Go through the data below. Pull out every line that has the word "水封トラップ".

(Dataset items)
----
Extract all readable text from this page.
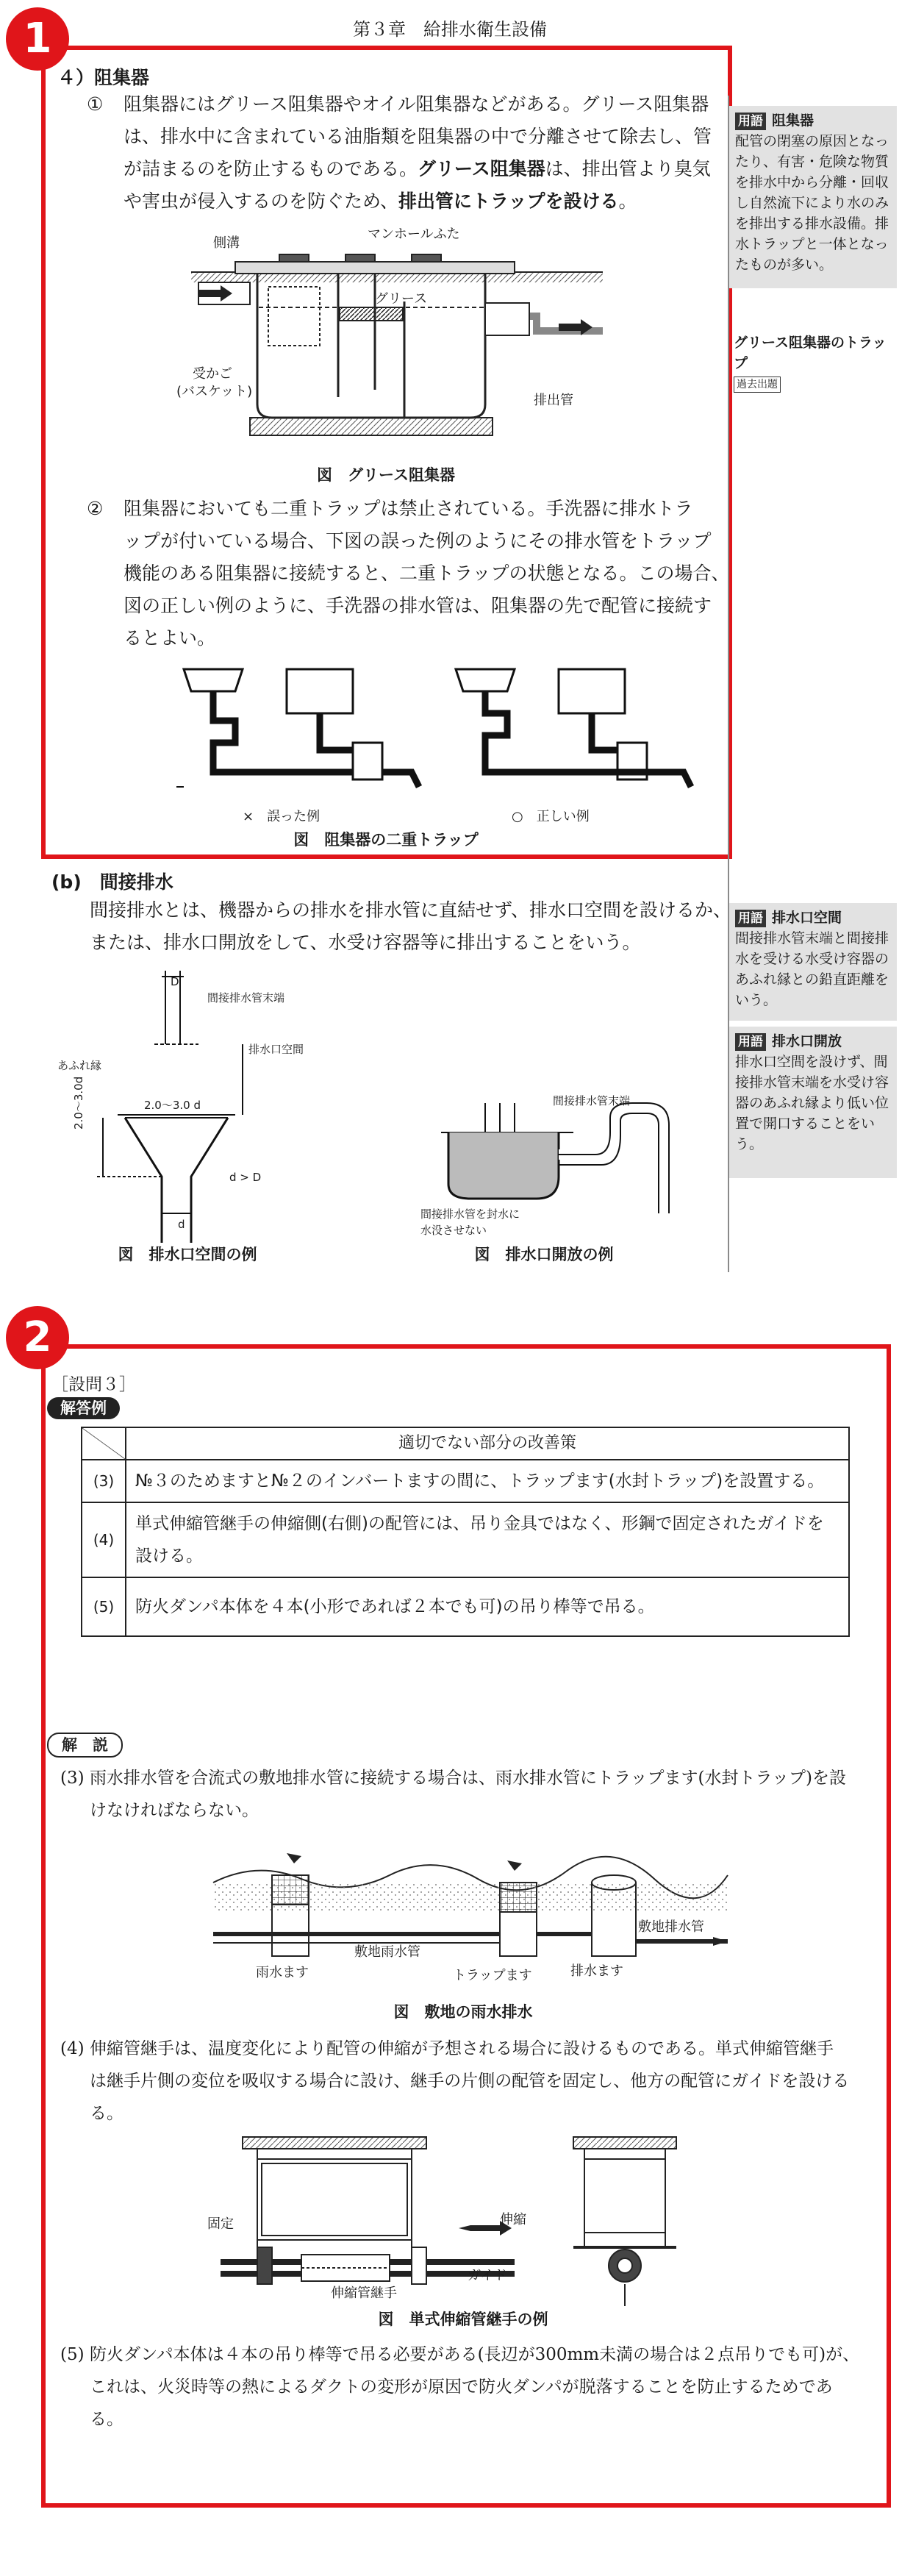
1
2
第３章　給排水衛生設備
４）阻集器
① 阻集器にはグリース阻集器やオイル阻集器などがある。グリース阻集器
は、排水中に含まれている油脂類を阻集器の中で分離させて除去し、管
が詰まるのを防止するものである。グリース阻集器は、排出管より臭気
や害虫が侵入するのを防ぐため、排出管にトラップを設ける。
側溝
マンホールふた
グリース
受かご
(バスケット)
排出管
図　グリース阻集器
② 阻集器においても二重トラップは禁止されている。手洗器に排水トラ
ップが付いている場合、下図の誤った例のようにその排水管をトラップ
機能のある阻集器に接続すると、二重トラップの状態となる。この場合、
図の正しい例のように、手洗器の排水管は、阻集器の先で配管に接続す
るとよい。
×　誤った例	○　正しい例
図　阻集器の二重トラップ
用語 阻集器
配管の閉塞の原因となったり、有害・危険な物質を排水中から分離・回収し自然流下により水のみを排出する排水設備。排水トラップと一体となったものが多い。
グリース阻集器のトラップ
過去出題
用語 排水口空間
間接排水管末端と間接排水を受ける水受け容器のあふれ縁との鉛直距離をいう。
用語 排水口開放
排水口空間を設けず、間接排水管末端を水受け容器のあふれ縁より低い位置で開口することをいう。
(b)　間接排水
間接排水とは、機器からの排水を排水管に直結せず、排水口空間を設けるか、
または、排水口開放をして、水受け容器等に排出することをいう。
D
間接排水管末端
排水口空間
あふれ縁
2.0〜3.0 d
2.0〜3.0d
d
d > D
図　排水口空間の例
間接排水管末端
間接排水管を封水に
水没させない
図　排水口開放の例
［設問３］
解答例
	適切でない部分の改善策
(3)	№３のためますと№２のインバートますの間に、トラップます(水封トラップ)を設置する。
(4)	単式伸縮管継手の伸縮側(右側)の配管には、吊り金具ではなく、形鋼で固定されたガイドを設ける。
(5)	防火ダンパ本体を４本(小形であれば２本でも可)の吊り棒等で吊る。
解　説
(3) 雨水排水管を合流式の敷地排水管に接続する場合は、雨水排水管にトラップます(水封トラップ)を設
けなければならない。
雨水ます
敷地雨水管
トラップます	排水ます
敷地排水管
図　敷地の雨水排水
(4) 伸縮管継手は、温度変化により配管の伸縮が予想される場合に設けるものである。単式伸縮管継手
は継手片側の変位を吸収する場合に設け、継手の片側の配管を固定し、他方の配管にガイドを設ける
る。
固定	伸縮
ガイド
伸縮管継手
図　単式伸縮管継手の例
(5) 防火ダンパ本体は４本の吊り棒等で吊る必要がある(長辺が300mm未満の場合は２点吊りでも可)が、
これは、火災時等の熱によるダクトの変形が原因で防火ダンパが脱落することを防止するためであ
る。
----
_Answer to this problem:_
(3)	№３のためますと№２のインバートますの間に、トラップます(水封トラップ)を設置する。
(3) 雨水排水管を合流式の敷地排水管に接続する場合は、雨水排水管にトラップます(水封トラップ)を設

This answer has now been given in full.